◆ The problem:
Write the records out again, keeping each line exactly as it is.

◆ Supplied data:

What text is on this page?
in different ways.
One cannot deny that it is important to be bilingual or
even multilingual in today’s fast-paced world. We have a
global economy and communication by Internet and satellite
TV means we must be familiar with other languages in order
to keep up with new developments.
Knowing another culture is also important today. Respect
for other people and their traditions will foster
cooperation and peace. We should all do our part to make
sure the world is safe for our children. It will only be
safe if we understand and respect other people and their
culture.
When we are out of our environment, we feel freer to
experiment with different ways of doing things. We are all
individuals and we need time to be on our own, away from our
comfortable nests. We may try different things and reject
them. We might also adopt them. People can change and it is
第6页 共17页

◆ Exercise response:
What text is on this page?
in different ways.
One cannot deny that it is important to be bilingual or
even multilingual in today’s fast-paced world. We have a
global economy and communication by Internet and satellite
TV means we must be familiar with other languages in order
to keep up with new developments.
Knowing another culture is also important today. Respect
for other people and their traditions will foster
cooperation and peace. We should all do our part to make
sure the world is safe for our children. It will only be
safe if we understand and respect other people and their
culture.
When we are out of our environment, we feel freer to
experiment with different ways of doing things. We are all
individuals and we need time to be on our own, away from our
comfortable nests. We may try different things and reject
them. We might also adopt them. People can change and it is
第6页 共17页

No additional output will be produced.